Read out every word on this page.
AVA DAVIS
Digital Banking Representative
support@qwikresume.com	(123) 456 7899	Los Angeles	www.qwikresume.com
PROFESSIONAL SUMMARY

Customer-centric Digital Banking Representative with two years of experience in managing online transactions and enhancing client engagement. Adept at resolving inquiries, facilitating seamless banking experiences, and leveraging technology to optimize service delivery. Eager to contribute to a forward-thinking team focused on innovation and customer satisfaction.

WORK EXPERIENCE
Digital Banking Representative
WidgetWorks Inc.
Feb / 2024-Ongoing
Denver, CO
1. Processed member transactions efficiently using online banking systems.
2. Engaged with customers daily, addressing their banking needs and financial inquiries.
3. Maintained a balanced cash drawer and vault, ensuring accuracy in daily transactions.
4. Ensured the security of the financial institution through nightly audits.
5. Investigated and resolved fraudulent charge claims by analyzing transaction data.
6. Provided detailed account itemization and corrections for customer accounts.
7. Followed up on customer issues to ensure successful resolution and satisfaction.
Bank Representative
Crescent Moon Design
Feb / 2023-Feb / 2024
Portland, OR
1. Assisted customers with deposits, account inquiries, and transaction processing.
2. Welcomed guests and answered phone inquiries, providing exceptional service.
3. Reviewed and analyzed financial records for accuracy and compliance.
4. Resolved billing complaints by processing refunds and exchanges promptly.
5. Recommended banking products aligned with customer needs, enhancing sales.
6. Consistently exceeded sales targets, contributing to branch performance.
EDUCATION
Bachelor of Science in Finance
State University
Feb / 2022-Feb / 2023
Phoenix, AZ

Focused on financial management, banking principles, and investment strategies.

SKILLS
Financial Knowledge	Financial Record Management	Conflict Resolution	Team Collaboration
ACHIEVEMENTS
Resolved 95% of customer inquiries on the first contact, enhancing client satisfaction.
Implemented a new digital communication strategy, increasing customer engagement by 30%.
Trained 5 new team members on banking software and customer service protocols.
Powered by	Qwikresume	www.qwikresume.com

...

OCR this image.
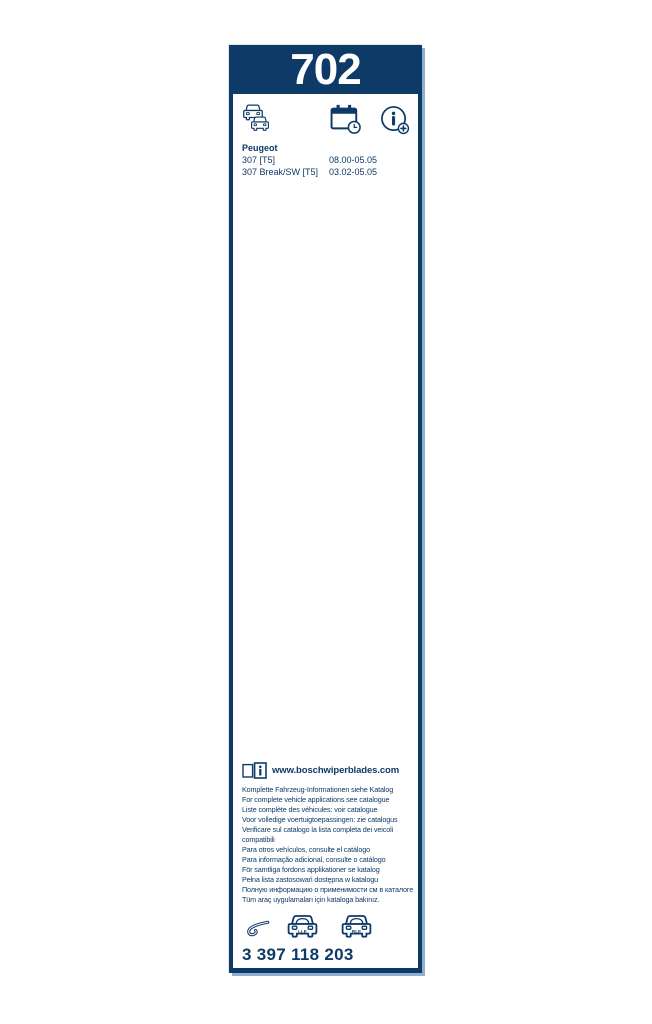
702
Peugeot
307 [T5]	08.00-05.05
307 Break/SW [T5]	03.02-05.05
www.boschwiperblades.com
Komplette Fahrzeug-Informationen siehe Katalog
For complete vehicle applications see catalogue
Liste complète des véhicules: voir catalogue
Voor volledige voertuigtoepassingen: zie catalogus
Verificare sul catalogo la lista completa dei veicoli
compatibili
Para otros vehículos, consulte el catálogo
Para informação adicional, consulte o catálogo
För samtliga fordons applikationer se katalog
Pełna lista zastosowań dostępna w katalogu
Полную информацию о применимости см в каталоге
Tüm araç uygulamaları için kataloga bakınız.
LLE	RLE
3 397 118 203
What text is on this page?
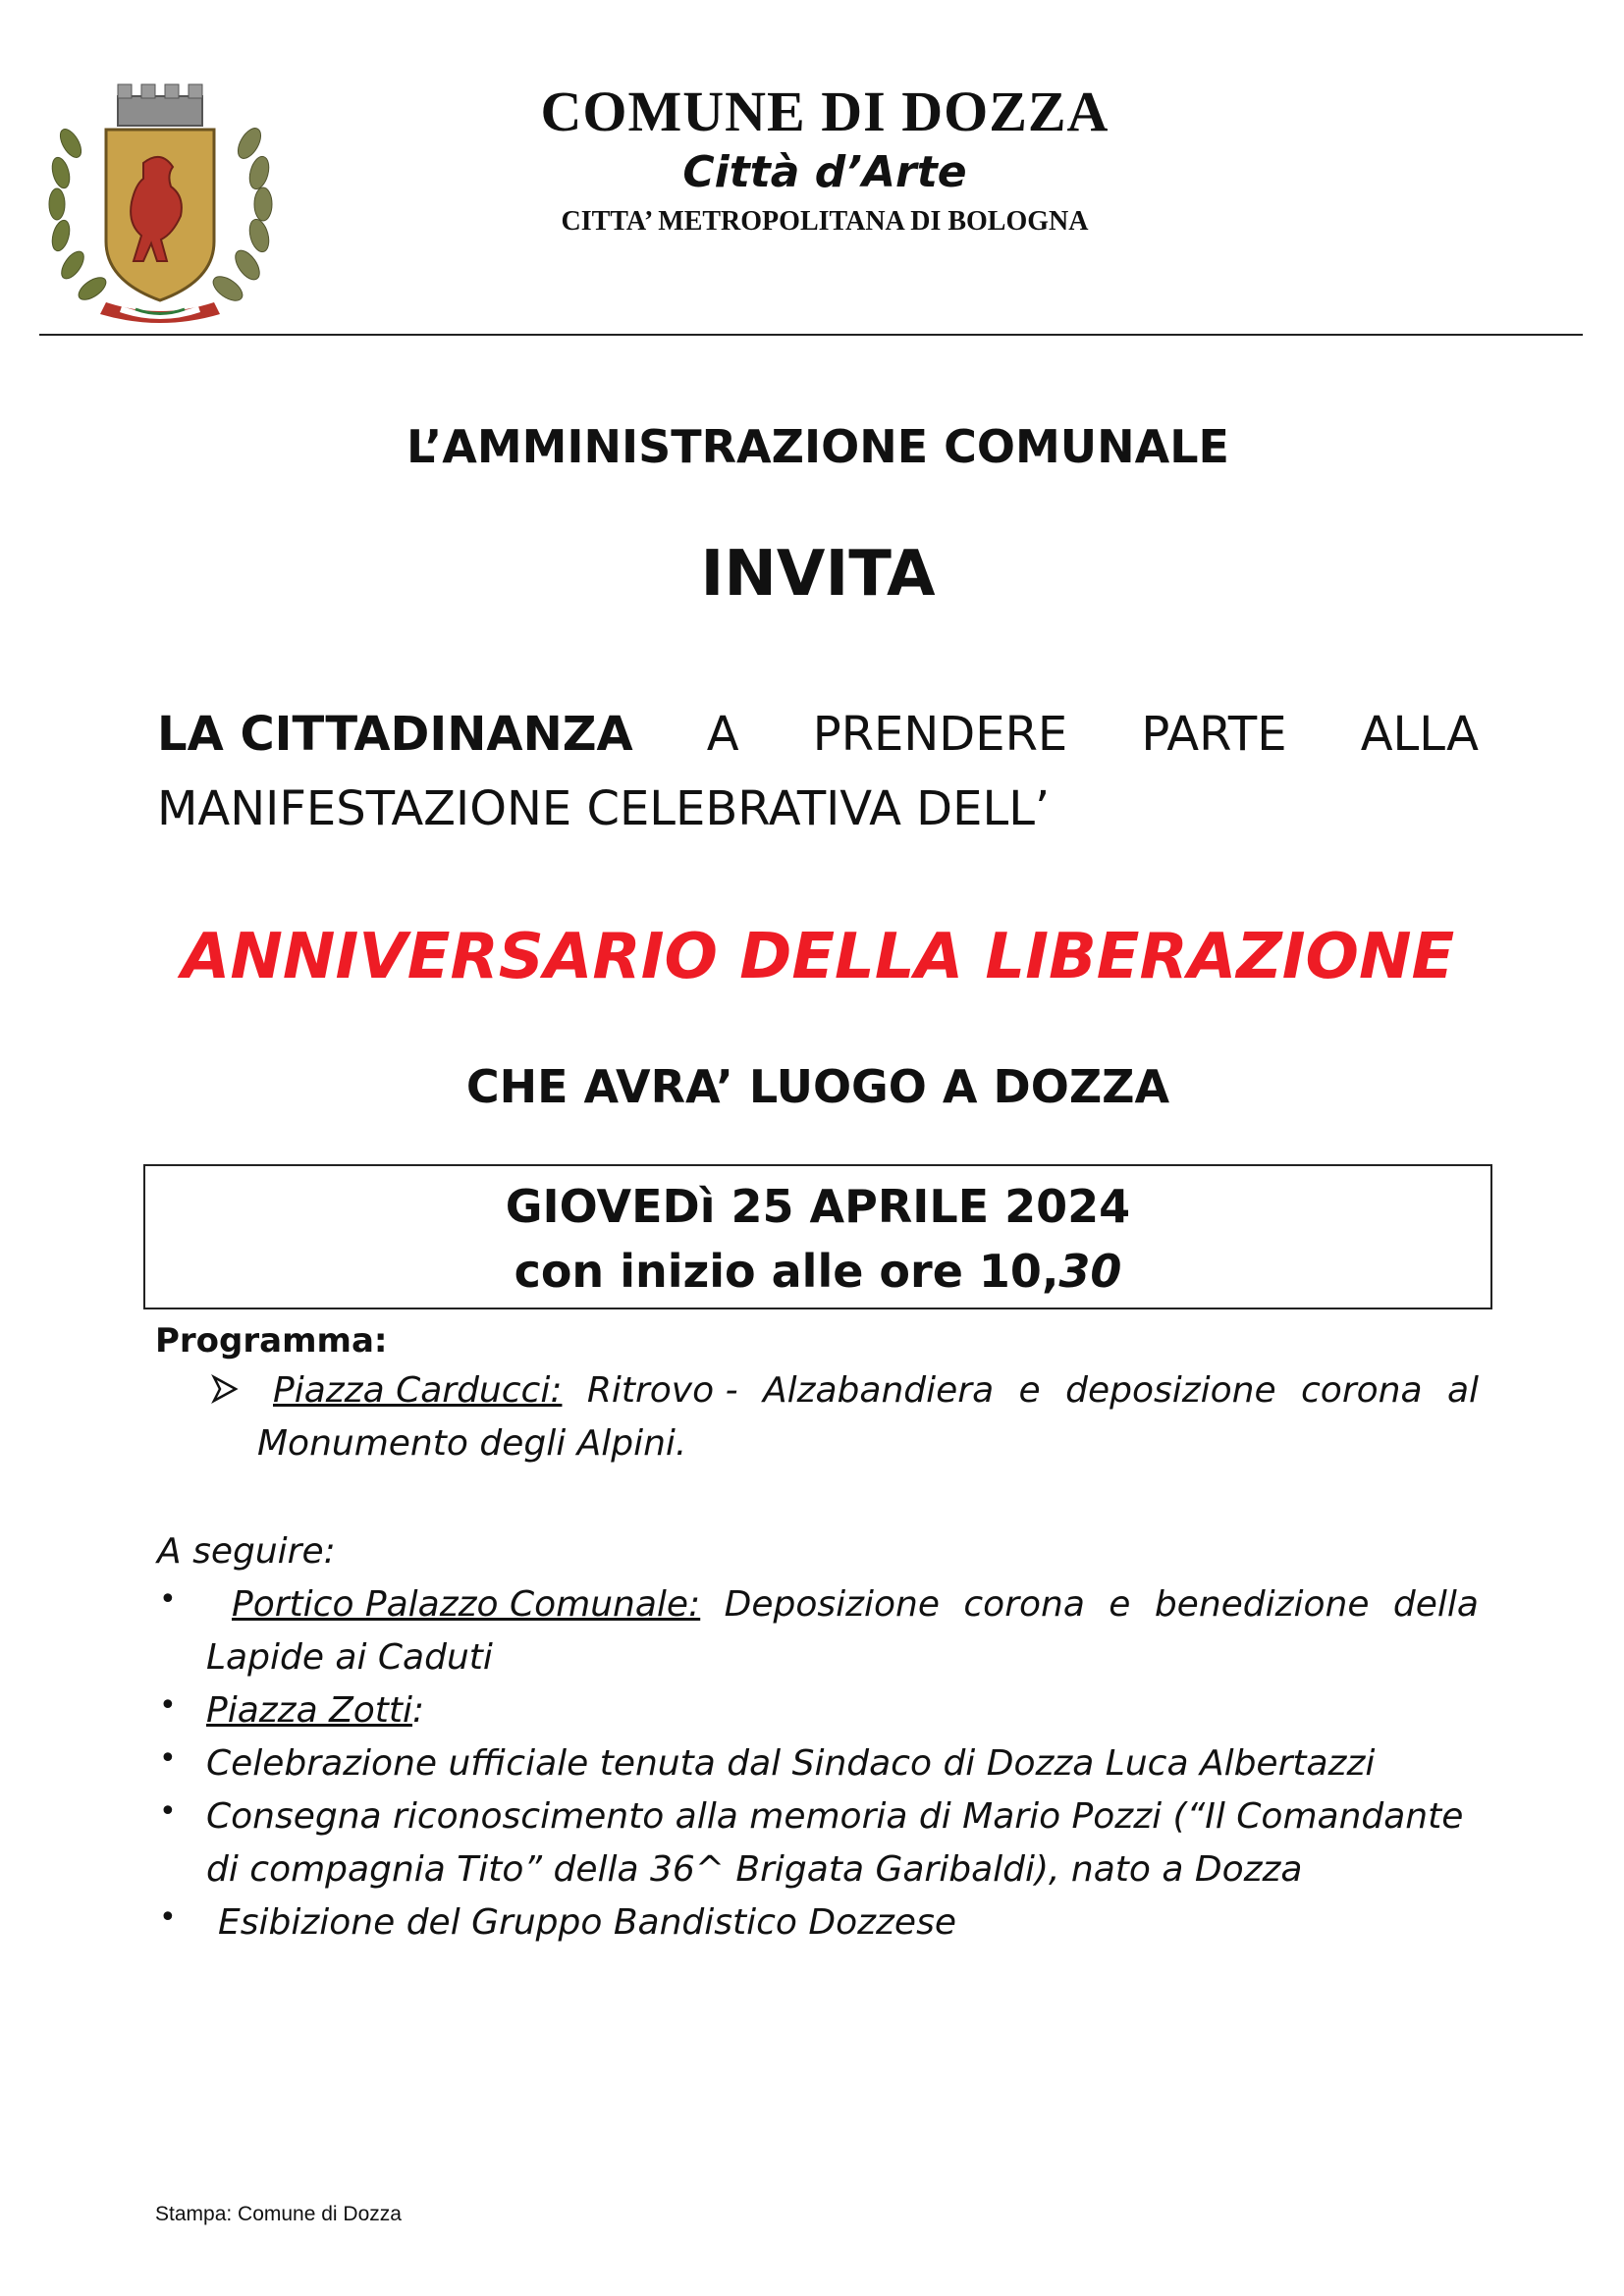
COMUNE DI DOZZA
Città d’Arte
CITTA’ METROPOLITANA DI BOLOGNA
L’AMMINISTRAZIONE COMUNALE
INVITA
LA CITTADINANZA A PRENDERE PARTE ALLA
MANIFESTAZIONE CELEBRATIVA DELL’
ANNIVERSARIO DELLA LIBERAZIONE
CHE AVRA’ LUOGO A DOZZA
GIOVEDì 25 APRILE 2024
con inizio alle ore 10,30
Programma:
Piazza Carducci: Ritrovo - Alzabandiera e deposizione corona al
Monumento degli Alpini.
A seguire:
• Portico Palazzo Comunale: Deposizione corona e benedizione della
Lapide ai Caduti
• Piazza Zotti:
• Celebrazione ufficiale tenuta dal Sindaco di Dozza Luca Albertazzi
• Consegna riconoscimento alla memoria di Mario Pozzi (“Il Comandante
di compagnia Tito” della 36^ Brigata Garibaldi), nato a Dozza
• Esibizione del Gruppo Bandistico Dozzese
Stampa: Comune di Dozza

--

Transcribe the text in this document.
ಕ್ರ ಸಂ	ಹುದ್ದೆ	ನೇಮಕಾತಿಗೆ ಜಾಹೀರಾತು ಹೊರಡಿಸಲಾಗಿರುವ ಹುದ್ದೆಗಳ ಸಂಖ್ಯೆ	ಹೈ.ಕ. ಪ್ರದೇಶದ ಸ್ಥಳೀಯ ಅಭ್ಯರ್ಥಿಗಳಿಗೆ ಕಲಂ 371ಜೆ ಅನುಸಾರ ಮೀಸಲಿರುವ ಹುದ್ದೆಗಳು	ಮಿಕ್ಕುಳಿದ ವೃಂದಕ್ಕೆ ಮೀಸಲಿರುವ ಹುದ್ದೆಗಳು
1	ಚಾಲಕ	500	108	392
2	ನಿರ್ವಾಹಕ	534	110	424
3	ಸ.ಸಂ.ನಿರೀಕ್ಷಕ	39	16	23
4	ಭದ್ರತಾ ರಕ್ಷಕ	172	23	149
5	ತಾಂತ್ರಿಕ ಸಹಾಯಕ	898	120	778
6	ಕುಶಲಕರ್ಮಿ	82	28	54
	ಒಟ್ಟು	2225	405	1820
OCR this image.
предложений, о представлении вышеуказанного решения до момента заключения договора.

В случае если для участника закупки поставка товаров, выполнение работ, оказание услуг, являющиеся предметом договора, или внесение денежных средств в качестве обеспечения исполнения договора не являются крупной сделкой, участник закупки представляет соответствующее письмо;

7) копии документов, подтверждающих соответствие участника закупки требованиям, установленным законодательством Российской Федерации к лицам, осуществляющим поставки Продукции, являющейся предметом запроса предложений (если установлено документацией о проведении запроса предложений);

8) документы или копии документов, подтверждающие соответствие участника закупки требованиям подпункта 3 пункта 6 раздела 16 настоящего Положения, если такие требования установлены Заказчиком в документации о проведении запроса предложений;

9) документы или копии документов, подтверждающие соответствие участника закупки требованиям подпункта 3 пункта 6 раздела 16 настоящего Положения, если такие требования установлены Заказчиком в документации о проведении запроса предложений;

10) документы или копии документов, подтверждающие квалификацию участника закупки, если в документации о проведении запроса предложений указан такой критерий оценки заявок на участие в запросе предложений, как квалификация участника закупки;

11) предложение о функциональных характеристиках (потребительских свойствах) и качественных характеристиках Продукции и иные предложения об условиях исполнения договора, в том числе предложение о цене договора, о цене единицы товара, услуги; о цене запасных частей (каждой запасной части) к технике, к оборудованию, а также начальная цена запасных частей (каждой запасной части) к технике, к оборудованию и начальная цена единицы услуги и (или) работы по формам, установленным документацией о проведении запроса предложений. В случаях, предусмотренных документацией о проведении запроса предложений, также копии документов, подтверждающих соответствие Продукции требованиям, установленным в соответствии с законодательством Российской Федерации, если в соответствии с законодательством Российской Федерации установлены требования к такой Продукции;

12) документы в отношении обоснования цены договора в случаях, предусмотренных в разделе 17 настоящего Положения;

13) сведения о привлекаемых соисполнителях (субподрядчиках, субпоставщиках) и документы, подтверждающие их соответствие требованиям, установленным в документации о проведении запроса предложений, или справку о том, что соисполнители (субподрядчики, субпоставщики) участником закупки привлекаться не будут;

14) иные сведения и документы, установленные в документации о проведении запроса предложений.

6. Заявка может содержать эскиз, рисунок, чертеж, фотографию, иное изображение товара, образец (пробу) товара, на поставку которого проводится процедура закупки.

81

**Given instruction:** In the listing above, find each line with the word "Piazza" and copy it.

**Result for this exercise:**
Piazza Carducci: Ritrovo - Alzabandiera e deposizione corona al
• Piazza Zotti:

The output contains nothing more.